### Required work
Give the number of lines in the data that hold the word "this", and nothing else.

"""

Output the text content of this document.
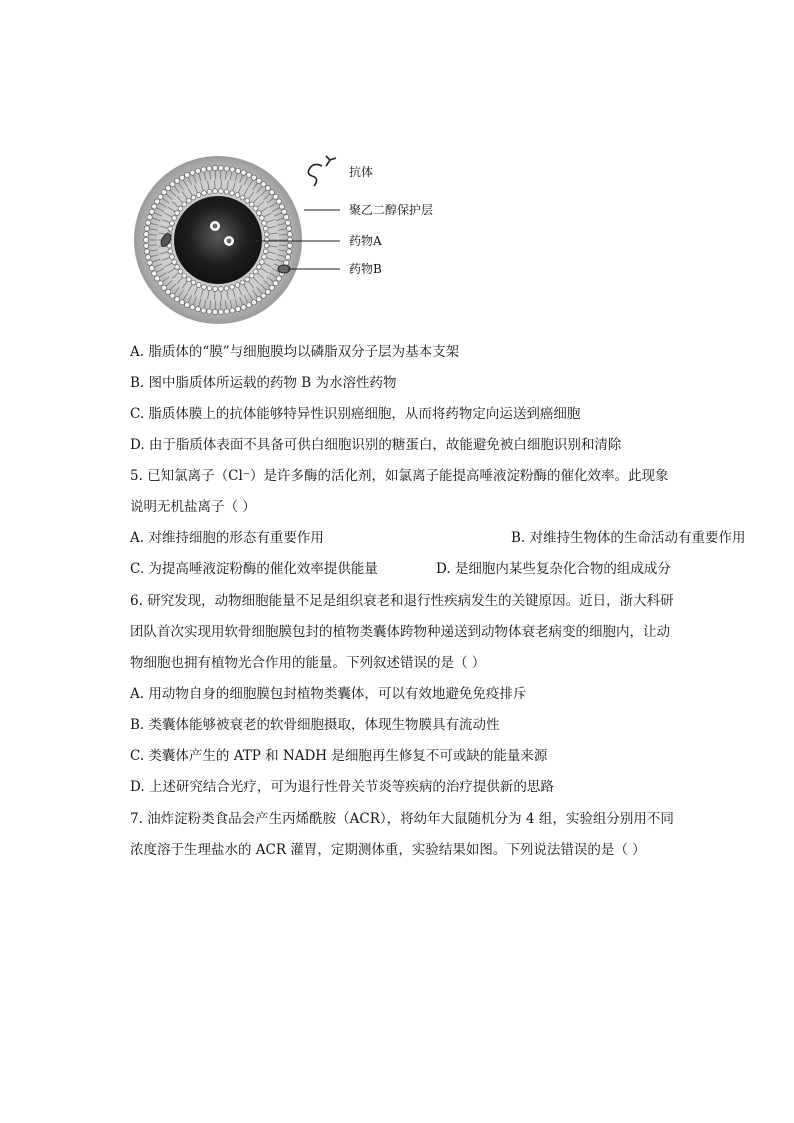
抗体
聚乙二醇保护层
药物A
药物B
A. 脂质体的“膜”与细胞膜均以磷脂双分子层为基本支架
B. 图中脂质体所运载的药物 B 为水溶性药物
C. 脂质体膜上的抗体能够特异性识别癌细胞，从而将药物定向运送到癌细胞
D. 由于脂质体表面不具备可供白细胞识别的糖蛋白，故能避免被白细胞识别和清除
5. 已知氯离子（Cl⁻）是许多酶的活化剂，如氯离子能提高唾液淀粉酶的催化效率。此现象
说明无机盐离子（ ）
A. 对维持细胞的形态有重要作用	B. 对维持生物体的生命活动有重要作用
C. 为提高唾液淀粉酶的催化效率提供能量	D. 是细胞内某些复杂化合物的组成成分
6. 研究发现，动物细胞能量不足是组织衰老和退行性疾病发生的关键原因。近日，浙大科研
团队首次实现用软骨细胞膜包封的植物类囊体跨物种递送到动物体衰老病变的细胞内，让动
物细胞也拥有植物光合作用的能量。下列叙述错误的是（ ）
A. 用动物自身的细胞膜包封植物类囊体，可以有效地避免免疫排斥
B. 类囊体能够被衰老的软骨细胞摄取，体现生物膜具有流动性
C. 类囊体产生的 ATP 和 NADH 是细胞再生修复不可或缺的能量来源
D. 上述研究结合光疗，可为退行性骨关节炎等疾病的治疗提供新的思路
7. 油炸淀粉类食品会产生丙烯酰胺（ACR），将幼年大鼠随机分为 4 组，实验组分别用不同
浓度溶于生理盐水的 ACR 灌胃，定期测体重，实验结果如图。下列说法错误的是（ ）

"""
"""

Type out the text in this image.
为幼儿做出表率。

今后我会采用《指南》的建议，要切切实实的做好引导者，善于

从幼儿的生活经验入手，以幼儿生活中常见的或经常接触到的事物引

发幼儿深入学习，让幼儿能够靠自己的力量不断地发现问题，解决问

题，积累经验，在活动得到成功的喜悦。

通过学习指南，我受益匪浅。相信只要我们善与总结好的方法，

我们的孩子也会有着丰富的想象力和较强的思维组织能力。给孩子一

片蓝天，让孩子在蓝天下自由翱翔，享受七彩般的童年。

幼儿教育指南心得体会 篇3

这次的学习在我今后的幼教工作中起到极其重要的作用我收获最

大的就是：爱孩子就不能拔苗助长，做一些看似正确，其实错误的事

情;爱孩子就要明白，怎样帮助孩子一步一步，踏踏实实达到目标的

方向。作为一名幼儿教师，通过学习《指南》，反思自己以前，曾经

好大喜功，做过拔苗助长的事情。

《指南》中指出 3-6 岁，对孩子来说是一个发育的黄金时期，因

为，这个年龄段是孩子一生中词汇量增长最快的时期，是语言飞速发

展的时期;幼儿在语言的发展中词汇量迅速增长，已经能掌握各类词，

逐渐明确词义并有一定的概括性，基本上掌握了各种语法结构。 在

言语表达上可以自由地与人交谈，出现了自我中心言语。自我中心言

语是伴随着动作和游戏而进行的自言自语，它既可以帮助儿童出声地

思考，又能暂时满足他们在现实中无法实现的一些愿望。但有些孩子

"""

### Output below
2